— Start EXTRACTED RECORDS —

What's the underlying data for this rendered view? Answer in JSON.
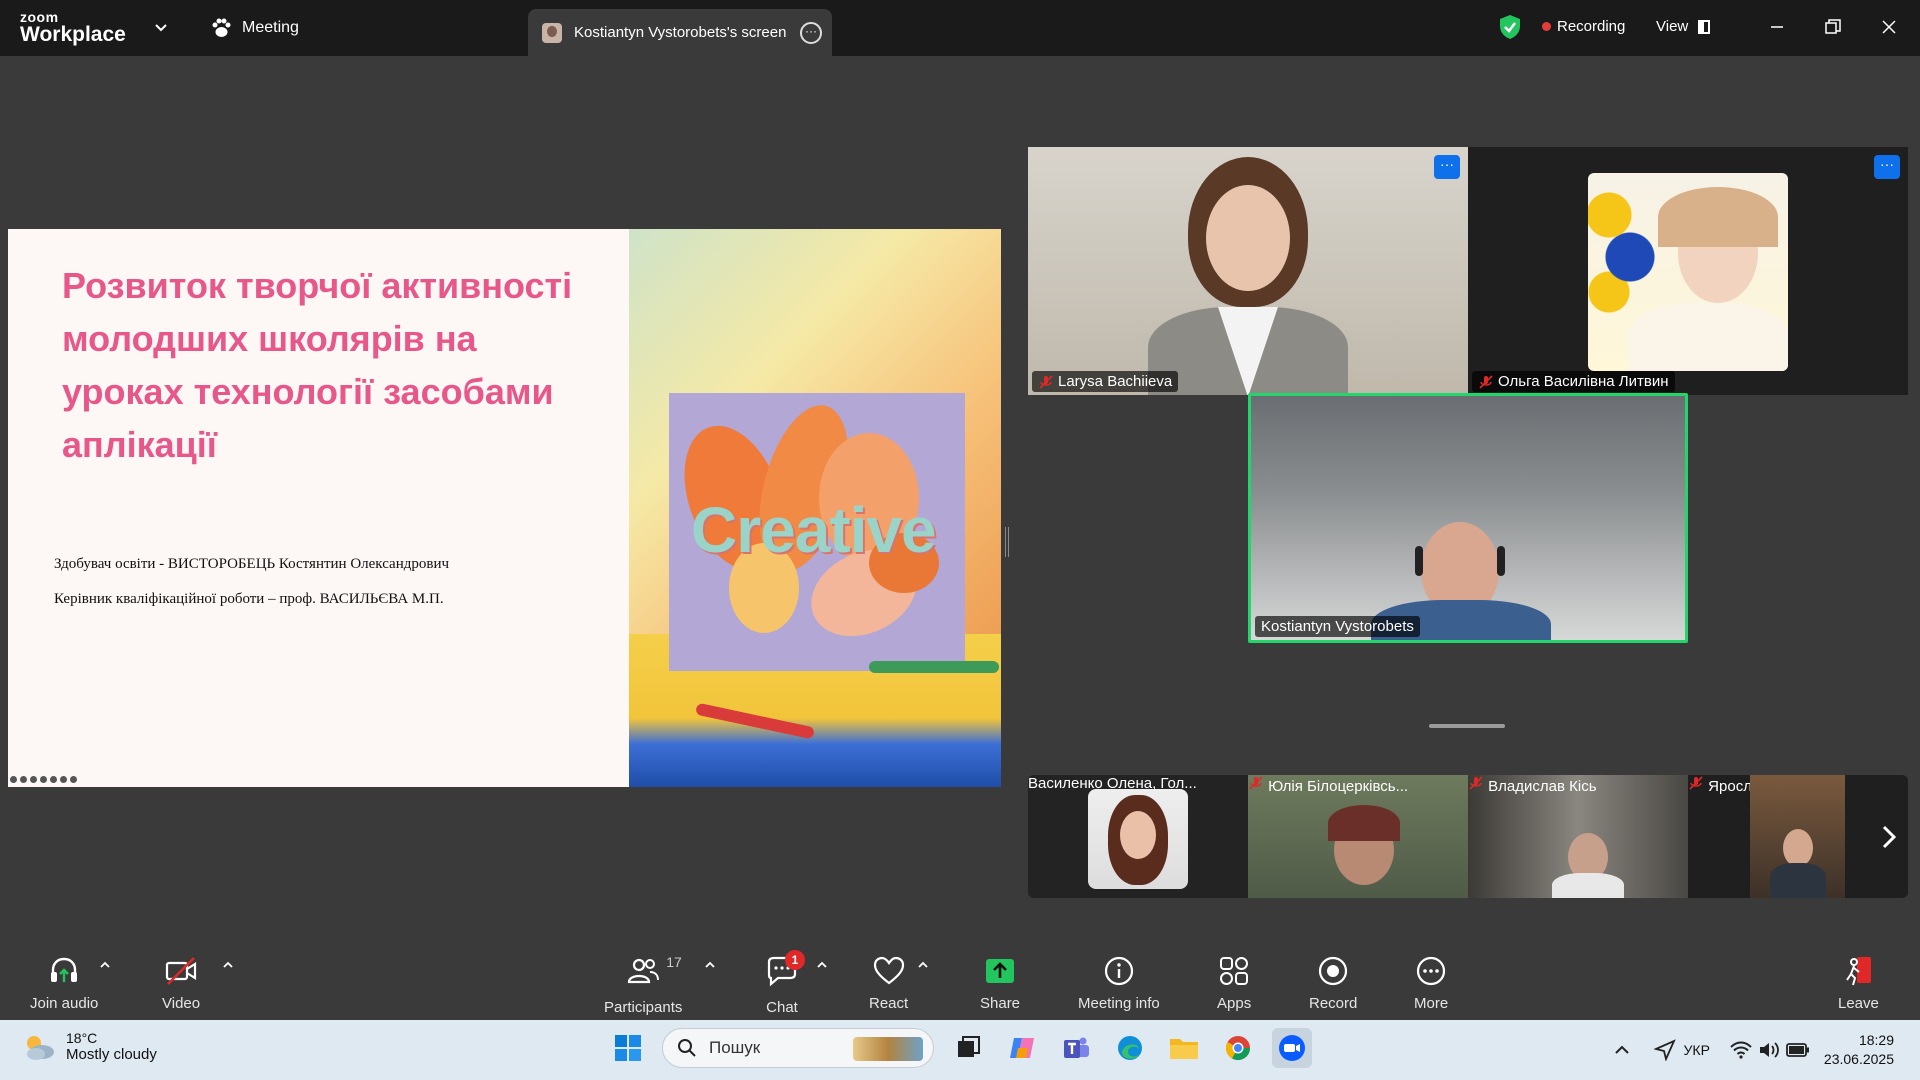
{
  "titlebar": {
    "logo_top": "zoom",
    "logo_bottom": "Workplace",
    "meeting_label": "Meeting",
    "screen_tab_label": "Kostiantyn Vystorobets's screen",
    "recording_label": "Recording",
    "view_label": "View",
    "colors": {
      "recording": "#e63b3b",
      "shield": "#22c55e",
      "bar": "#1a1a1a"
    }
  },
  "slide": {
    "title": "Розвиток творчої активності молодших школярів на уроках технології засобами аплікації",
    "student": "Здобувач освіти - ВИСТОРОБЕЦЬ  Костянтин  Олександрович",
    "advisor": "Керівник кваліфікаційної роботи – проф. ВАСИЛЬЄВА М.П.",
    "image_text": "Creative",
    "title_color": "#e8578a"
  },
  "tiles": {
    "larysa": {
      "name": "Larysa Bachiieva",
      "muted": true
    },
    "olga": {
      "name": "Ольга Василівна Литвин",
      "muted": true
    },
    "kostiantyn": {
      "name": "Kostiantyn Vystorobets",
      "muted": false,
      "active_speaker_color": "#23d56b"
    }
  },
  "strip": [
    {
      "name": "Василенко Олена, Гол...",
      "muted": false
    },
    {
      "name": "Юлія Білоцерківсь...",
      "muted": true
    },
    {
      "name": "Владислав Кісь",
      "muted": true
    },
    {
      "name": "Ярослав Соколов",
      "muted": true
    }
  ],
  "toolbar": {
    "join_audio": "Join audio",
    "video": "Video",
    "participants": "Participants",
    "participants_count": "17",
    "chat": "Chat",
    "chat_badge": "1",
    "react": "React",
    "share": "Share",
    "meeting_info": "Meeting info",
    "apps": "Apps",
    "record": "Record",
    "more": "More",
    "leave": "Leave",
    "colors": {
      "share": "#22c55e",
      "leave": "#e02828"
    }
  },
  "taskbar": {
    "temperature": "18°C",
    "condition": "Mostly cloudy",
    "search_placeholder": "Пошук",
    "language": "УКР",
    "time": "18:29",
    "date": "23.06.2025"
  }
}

— End EXTRACTED RECORDS —

BRIEF: Which lines hold the word "Meeting"? Copy every one of them.

RESULT:
    "meeting_label": "Meeting",
    "meeting_info": "Meeting info",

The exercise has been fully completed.